Collected data entries
***

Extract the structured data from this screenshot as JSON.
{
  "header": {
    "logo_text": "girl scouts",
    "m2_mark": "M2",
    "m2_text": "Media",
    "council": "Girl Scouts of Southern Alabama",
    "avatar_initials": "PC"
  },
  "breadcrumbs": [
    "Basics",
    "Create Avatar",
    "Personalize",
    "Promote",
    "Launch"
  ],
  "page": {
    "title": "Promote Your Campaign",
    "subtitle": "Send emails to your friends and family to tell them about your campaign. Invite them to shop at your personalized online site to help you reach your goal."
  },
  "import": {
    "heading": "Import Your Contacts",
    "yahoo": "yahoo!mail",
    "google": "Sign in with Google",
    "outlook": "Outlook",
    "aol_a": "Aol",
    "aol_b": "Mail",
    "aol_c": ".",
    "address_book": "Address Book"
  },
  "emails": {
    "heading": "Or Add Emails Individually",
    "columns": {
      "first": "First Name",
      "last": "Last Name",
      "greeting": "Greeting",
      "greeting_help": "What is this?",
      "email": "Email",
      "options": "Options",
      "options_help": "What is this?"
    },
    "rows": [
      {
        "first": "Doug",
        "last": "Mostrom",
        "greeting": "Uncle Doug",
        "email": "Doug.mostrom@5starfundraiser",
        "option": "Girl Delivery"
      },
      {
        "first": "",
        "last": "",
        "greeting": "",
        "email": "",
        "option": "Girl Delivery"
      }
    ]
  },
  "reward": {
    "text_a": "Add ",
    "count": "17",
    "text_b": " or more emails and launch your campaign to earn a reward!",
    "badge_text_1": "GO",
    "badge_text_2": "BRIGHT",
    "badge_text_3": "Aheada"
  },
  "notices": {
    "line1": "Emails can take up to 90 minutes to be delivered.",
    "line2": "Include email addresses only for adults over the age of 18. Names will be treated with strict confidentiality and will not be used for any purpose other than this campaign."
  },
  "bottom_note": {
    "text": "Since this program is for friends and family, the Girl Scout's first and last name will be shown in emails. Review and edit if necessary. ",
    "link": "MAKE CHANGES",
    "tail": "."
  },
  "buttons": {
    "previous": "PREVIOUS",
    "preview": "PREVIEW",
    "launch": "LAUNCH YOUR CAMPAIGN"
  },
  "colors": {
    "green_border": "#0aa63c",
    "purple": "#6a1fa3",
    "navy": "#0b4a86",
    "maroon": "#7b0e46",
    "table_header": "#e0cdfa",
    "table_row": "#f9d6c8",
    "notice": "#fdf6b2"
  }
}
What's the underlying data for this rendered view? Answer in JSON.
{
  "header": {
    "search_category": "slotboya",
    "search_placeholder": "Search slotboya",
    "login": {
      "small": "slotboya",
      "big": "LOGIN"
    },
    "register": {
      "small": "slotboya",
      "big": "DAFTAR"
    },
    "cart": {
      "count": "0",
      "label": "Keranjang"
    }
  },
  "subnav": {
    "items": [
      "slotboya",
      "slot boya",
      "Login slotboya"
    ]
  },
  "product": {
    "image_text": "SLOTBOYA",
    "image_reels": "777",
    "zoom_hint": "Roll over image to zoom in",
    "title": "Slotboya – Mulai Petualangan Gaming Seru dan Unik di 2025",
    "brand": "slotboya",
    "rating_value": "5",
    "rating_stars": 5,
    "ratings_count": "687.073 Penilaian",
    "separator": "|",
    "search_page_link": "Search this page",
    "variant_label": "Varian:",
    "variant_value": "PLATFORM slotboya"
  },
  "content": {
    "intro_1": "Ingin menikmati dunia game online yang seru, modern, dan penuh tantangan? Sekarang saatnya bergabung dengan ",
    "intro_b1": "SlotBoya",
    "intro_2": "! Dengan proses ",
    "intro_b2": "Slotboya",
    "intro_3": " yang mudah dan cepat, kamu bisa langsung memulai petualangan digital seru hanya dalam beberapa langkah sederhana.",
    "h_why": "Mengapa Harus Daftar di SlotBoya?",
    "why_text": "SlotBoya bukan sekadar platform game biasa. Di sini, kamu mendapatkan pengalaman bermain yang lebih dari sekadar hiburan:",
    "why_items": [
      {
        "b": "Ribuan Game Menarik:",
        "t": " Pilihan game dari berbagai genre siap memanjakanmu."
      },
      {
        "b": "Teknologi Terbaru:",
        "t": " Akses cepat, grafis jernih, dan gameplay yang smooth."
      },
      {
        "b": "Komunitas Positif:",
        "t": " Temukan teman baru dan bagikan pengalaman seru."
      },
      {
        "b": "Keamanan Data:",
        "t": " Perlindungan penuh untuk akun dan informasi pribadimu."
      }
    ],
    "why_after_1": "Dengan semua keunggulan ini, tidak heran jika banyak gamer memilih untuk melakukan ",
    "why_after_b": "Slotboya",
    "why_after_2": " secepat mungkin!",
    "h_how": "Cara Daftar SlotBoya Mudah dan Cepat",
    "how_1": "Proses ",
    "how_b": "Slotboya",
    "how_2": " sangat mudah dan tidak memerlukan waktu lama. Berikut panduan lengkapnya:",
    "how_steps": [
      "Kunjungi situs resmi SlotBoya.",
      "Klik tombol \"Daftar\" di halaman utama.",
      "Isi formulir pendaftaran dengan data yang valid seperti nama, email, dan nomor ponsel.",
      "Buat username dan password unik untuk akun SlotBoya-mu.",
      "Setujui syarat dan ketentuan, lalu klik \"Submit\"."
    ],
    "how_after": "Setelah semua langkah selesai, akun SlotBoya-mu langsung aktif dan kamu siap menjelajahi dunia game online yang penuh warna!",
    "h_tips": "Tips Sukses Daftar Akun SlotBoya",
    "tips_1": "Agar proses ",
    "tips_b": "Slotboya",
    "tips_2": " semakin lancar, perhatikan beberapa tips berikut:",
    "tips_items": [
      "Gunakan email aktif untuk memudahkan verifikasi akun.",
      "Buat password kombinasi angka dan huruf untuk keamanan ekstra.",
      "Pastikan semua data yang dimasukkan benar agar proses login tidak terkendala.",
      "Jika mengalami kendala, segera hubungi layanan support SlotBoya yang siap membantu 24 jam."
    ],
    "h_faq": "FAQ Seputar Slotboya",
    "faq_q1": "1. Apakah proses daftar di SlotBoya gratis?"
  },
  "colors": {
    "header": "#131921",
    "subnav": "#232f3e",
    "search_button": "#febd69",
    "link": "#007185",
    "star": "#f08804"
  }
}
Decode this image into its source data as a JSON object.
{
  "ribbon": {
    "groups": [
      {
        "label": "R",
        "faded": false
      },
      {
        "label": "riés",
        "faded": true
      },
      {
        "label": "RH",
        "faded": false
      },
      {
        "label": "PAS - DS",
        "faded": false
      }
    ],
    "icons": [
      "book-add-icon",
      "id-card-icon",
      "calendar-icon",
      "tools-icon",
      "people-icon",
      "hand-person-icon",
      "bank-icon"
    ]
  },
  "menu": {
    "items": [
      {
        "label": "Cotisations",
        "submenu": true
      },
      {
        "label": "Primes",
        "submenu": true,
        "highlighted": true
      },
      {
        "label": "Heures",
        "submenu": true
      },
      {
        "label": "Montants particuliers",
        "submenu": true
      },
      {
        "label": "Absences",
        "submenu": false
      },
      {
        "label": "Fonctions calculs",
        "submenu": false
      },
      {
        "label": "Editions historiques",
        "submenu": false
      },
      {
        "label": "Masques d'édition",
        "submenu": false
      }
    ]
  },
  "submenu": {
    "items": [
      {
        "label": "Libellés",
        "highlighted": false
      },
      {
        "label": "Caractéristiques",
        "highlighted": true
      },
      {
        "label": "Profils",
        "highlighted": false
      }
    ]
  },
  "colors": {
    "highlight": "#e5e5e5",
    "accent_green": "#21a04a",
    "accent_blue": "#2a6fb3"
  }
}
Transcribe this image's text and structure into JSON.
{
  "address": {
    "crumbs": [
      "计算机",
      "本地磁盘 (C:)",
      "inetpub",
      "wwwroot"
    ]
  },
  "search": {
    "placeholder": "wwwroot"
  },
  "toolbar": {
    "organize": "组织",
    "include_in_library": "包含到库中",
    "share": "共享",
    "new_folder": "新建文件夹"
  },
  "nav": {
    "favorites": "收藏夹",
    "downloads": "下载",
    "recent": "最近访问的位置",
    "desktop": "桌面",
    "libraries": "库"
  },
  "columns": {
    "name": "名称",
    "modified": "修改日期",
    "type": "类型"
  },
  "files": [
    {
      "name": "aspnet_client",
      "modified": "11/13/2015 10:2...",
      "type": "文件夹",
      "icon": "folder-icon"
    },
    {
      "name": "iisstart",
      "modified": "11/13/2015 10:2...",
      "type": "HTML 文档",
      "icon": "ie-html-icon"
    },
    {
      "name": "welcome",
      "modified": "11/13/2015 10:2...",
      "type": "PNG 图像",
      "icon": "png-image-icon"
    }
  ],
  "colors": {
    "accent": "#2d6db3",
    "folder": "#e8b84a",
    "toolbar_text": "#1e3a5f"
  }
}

***

§ **Goal**: Count the lines in the material above where the string "reward" appears, then state only that count.

§ **Task answer**: 2